Work instruction 1:
In the azoospermia study excerpt, until what month and year were retrospective data collected for building the models?
Work instruction 2:
Please reproduce the azoospermia study excerpt from "Despite these limitations, the" up to and including "for sufficient robustness.".
Work instruction 3:
Resume the azoospermia study excerpt after its final sentence.

Text excerpt:

*** Block opens ***

Two limitations of the study are worth mentioning: its monocentric design and the use of 2 surgical procedures, namely cTESE and microTESE. Despite the monocentric design, the work was carried out in 2 periods: first, model building with retrospective data from patients undergoing TESE until June 2021. This modeling process highlighted the challenge of collecting retrospective data and promoted the initiation of a prospective collection of patients managed from that date onwards. Following several months of data collection (until December 2021), a prospective testing cohort was therefore used to objectively evaluate the performance of the models. One perspective for the future should be to keep going in this way, including new patients over time and incorporating them into the model, in order to refine the performance of the models through time. The target could also have been a limitation, as its results were variable. Indeed, the target may depend on the surgeon, surgical technique used, site of the biopsy, and presence of focal spermatogenesis that may vary according to the tissue heterogeneity of the testis [60]. This heterogeneous distribution of seminiferous tubules, making the result dependent on the skill and experience of the surgeon, can eventually lead to errors in patient labeling, which can be detrimental to building ML models. Furthermore, the development of the microTESE technique, with its seminiferous tube visualization step, may certainly reduce this variability and make the biopsy results more reproducible.

Despite these limitations, the RF model showed excellent performance and seemed to be the most appropriate modeling approach. Additionally, 120 patients seemed adequate as a study population to train and validate this model. A diagnostic tool with perfect performance would be difficult to obtain, so a model with an AUC of nearly than 90% and an excellent sensitivity would probably be suitable as an additional tool for the management of men presenting with azoospermia. It would, therefore, be necessary to confirm these results and improve the performance of the model in a prospective multicenter design study, for sufficient robustness.

*** Block closes ***

Given information:
*** Block opens ***

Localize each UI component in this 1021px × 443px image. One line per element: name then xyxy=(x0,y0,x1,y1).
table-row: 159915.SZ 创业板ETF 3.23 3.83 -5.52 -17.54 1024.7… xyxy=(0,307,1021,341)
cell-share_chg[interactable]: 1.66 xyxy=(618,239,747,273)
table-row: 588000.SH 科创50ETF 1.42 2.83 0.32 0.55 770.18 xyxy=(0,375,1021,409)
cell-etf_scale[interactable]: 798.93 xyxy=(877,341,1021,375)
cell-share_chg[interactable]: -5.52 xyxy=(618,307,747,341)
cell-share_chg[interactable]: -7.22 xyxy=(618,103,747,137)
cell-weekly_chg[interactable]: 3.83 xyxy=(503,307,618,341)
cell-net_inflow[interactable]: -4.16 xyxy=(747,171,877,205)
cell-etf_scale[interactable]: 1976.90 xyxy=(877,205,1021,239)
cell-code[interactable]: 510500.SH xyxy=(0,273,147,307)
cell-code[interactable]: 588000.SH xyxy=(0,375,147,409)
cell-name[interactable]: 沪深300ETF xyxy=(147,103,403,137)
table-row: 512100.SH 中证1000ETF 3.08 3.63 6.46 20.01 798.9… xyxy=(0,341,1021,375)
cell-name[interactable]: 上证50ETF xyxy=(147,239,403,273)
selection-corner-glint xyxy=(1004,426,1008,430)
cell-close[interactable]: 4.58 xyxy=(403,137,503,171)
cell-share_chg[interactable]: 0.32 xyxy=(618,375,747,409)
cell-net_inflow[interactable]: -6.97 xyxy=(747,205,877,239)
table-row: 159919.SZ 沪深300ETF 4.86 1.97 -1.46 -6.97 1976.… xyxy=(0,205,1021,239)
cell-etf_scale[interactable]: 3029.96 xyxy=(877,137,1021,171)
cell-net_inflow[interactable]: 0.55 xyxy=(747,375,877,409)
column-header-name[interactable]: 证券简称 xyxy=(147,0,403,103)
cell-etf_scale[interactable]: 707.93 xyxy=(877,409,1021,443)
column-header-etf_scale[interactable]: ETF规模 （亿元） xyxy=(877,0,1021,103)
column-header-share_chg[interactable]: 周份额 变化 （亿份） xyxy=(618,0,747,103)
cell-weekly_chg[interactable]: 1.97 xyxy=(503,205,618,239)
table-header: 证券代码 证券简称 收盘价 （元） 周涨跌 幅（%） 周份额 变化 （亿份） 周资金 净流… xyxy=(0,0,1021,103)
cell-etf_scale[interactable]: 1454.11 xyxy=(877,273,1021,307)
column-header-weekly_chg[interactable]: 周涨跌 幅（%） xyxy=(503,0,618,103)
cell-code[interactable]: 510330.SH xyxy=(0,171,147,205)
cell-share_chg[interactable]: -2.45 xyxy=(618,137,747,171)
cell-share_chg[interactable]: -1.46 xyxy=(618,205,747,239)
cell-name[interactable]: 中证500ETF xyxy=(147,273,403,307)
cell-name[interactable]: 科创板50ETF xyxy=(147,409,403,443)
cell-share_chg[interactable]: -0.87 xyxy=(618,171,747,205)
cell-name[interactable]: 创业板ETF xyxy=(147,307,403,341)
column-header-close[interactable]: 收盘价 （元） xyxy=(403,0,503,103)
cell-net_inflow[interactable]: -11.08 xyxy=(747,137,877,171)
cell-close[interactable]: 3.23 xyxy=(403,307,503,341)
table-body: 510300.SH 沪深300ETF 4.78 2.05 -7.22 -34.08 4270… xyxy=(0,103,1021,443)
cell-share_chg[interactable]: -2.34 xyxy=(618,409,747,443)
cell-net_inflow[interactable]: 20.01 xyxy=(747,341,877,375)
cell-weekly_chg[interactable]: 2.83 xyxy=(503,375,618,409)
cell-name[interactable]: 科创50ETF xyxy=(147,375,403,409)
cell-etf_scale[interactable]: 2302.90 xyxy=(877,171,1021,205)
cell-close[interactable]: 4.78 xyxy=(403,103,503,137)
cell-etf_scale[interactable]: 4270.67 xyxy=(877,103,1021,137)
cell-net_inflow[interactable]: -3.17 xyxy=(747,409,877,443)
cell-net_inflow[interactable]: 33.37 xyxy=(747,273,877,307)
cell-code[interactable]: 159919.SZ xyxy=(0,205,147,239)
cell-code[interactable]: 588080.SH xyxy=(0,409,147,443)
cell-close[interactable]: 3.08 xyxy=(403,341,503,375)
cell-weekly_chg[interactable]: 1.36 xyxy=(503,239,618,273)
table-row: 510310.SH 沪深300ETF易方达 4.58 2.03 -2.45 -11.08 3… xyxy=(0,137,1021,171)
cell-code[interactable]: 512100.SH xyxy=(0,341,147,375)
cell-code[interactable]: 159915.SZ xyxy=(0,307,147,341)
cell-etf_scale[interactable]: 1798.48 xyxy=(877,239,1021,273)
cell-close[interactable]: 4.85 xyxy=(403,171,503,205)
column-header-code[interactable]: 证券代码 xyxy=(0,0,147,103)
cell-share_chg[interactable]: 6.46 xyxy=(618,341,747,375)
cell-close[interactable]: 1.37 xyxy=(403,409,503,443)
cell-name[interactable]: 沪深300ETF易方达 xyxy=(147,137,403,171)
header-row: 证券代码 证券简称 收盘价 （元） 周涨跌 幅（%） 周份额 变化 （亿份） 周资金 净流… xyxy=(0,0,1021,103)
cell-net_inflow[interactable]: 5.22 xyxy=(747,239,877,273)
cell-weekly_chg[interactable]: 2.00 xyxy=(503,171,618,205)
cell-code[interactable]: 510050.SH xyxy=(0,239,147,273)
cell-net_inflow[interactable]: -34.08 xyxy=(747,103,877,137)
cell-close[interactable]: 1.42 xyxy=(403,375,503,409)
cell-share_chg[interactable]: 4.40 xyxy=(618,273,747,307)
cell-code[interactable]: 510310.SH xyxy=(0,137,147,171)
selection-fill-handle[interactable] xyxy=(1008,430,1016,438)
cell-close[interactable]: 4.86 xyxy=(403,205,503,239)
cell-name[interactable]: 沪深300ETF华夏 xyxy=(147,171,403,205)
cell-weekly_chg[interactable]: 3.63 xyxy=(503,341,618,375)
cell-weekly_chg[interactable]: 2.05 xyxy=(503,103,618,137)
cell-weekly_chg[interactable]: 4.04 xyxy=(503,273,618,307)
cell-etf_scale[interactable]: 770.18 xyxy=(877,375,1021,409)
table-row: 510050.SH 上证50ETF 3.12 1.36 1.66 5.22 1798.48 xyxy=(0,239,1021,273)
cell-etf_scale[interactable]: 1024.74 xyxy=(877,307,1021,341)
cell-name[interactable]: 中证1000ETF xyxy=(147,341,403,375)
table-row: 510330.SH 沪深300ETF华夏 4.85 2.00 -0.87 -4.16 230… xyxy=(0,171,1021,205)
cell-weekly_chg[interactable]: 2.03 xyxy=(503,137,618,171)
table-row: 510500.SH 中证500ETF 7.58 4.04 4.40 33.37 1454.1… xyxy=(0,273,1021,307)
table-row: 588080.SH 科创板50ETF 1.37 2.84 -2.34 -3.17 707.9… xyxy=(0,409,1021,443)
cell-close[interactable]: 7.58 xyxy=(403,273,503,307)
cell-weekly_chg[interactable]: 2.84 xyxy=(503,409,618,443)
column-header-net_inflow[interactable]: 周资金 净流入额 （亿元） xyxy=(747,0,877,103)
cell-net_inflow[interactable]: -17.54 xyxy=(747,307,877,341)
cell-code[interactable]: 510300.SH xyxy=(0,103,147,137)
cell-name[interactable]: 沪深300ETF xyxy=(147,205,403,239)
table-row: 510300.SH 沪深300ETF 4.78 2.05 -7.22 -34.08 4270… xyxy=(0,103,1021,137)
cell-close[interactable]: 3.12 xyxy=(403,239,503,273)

*** Block closes ***

Answer space 1:
June 2021.

Answer space 2:
Despite these limitations, the RF model showed excellent performance and seemed to be the most appropriate modeling approach. Additionally, 120 patients seemed adequate as a study population to train and validate this model. A diagnostic tool with perfect performance would be difficult to obtain, so a model with an AUC of nearly than 90% and an excellent sensitivity would probably be suitable as an additional tool for the management of men presenting with azoospermia. It would, therefore, be necessary to confirm these results and improve the performance of the model in a prospective multicenter design study, for sufficient robustness.

Answer space 3:
ML models can provide the basis for an enhanced decision support system tool in the context of azoospermia, as they give additional and more relevant information than each variable taken separately. Nevertheless, many innovative AI models were tested, but none can determine TESE results with absolute certainty. However, we report promising results with decision tree–based ensemble models, and these require multicentric validation prior to any clinical use. It would, therefore, be interesting to improve the model, and several ways for improvement should be considered. Indefinitely increasing the number of participants and testing other DL models do not seem to be the most effective solutions. Integrating additional innovative biomarkers into the models may be necessary to improve the model’s performance. For example, biomarkers in seminal plasma may be of interest, as well as small noncoding RNA, which are increasingly being studied and whose variation in seminal plasma could encourage new diagnostic perspectives.